▸ Entries shown:
-- BEGIN --

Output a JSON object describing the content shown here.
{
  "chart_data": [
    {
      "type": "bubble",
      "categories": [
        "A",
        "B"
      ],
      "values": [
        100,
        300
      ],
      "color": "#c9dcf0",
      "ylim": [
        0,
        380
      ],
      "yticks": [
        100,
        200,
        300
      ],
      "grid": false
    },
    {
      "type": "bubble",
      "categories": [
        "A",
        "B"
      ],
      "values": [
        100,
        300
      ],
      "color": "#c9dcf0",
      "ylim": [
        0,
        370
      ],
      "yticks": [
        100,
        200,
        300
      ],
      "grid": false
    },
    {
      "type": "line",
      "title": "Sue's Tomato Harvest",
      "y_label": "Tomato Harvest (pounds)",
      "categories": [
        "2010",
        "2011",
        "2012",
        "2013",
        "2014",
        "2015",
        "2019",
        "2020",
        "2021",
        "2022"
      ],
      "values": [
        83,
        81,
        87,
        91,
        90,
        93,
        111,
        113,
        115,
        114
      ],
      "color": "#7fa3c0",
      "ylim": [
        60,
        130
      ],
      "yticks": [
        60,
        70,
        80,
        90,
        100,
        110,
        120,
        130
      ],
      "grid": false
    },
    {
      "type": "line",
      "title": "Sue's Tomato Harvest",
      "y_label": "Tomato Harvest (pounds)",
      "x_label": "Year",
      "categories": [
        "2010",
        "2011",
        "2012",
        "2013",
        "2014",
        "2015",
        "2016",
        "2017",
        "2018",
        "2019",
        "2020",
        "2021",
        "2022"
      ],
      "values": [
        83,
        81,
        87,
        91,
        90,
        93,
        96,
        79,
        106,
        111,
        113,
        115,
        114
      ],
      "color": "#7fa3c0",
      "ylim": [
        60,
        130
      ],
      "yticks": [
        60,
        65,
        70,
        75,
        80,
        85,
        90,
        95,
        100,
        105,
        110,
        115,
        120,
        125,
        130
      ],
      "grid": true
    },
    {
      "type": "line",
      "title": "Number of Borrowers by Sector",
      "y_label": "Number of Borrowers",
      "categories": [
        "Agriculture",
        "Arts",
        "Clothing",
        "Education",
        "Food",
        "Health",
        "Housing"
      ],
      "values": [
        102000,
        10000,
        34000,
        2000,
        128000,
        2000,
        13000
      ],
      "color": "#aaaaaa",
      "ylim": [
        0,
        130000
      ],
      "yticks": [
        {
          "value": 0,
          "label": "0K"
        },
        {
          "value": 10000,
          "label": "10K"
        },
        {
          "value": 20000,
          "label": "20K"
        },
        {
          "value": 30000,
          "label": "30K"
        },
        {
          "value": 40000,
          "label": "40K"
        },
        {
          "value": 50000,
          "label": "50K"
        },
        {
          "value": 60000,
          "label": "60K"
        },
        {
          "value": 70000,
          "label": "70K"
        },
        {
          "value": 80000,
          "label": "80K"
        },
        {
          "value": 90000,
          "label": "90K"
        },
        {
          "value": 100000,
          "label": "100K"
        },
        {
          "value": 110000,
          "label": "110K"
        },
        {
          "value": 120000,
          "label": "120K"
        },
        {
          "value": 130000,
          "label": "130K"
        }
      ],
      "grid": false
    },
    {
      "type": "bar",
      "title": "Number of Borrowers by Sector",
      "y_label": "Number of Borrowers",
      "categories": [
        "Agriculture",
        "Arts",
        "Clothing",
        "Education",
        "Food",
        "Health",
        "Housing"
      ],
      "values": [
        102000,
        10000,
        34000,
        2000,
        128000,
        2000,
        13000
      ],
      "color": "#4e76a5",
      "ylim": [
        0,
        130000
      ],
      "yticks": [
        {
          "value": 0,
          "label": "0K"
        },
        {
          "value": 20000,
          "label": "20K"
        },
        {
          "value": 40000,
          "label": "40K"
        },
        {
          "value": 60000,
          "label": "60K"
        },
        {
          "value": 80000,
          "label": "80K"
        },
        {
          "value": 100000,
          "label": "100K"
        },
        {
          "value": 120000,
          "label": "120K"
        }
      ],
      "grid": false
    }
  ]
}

-- END --

▸ Set task:
Transcribe all the entries, keeping each one exactly as it is.

▸ Written response:
Output a JSON object describing the content shown here.
{
  "chart_data": [
    {
      "type": "bubble",
      "categories": [
        "A",
        "B"
      ],
      "values": [
        100,
        300
      ],
      "color": "#c9dcf0",
      "ylim": [
        0,
        380
      ],
      "yticks": [
        100,
        200,
        300
      ],
      "grid": false
    },
    {
      "type": "bubble",
      "categories": [
        "A",
        "B"
      ],
      "values": [
        100,
        300
      ],
      "color": "#c9dcf0",
      "ylim": [
        0,
        370
      ],
      "yticks": [
        100,
        200,
        300
      ],
      "grid": false
    },
    {
      "type": "line",
      "title": "Sue's Tomato Harvest",
      "y_label": "Tomato Harvest (pounds)",
      "categories": [
        "2010",
        "2011",
        "2012",
        "2013",
        "2014",
        "2015",
        "2019",
        "2020",
        "2021",
        "2022"
      ],
      "values": [
        83,
        81,
        87,
        91,
        90,
        93,
        111,
        113,
        115,
        114
      ],
      "color": "#7fa3c0",
      "ylim": [
        60,
        130
      ],
      "yticks": [
        60,
        70,
        80,
        90,
        100,
        110,
        120,
        130
      ],
      "grid": false
    },
    {
      "type": "line",
      "title": "Sue's Tomato Harvest",
      "y_label": "Tomato Harvest (pounds)",
      "x_label": "Year",
      "categories": [
        "2010",
        "2011",
        "2012",
        "2013",
        "2014",
        "2015",
        "2016",
        "2017",
        "2018",
        "2019",
        "2020",
        "2021",
        "2022"
      ],
      "values": [
        83,
        81,
        87,
        91,
        90,
        93,
        96,
        79,
        106,
        111,
        113,
        115,
        114
      ],
      "color": "#7fa3c0",
      "ylim": [
        60,
        130
      ],
      "yticks": [
        60,
        65,
        70,
        75,
        80,
        85,
        90,
        95,
        100,
        105,
        110,
        115,
        120,
        125,
        130
      ],
      "grid": true
    },
    {
      "type": "line",
      "title": "Number of Borrowers by Sector",
      "y_label": "Number of Borrowers",
      "categories": [
        "Agriculture",
        "Arts",
        "Clothing",
        "Education",
        "Food",
        "Health",
        "Housing"
      ],
      "values": [
        102000,
        10000,
        34000,
        2000,
        128000,
        2000,
        13000
      ],
      "color": "#aaaaaa",
      "ylim": [
        0,
        130000
      ],
      "yticks": [
        {
          "value": 0,
          "label": "0K"
        },
        {
          "value": 10000,
          "label": "10K"
        },
        {
          "value": 20000,
          "label": "20K"
        },
        {
          "value": 30000,
          "label": "30K"
        },
        {
          "value": 40000,
          "label": "40K"
        },
        {
          "value": 50000,
          "label": "50K"
        },
        {
          "value": 60000,
          "label": "60K"
        },
        {
          "value": 70000,
          "label": "70K"
        },
        {
          "value": 80000,
          "label": "80K"
        },
        {
          "value": 90000,
          "label": "90K"
        },
        {
          "value": 100000,
          "label": "100K"
        },
        {
          "value": 110000,
          "label": "110K"
        },
        {
          "value": 120000,
          "label": "120K"
        },
        {
          "value": 130000,
          "label": "130K"
        }
      ],
      "grid": false
    },
    {
      "type": "bar",
      "title": "Number of Borrowers by Sector",
      "y_label": "Number of Borrowers",
      "categories": [
        "Agriculture",
        "Arts",
        "Clothing",
        "Education",
        "Food",
        "Health",
        "Housing"
      ],
      "values": [
        102000,
        10000,
        34000,
        2000,
        128000,
        2000,
        13000
      ],
      "color": "#4e76a5",
      "ylim": [
        0,
        130000
      ],
      "yticks": [
        {
          "value": 0,
          "label": "0K"
        },
        {
          "value": 20000,
          "label": "20K"
        },
        {
          "value": 40000,
          "label": "40K"
        },
        {
          "value": 60000,
          "label": "60K"
        },
        {
          "value": 80000,
          "label": "80K"
        },
        {
          "value": 100000,
          "label": "100K"
        },
        {
          "value": 120000,
          "label": "120K"
        }
      ],
      "grid": false
    }
  ]
}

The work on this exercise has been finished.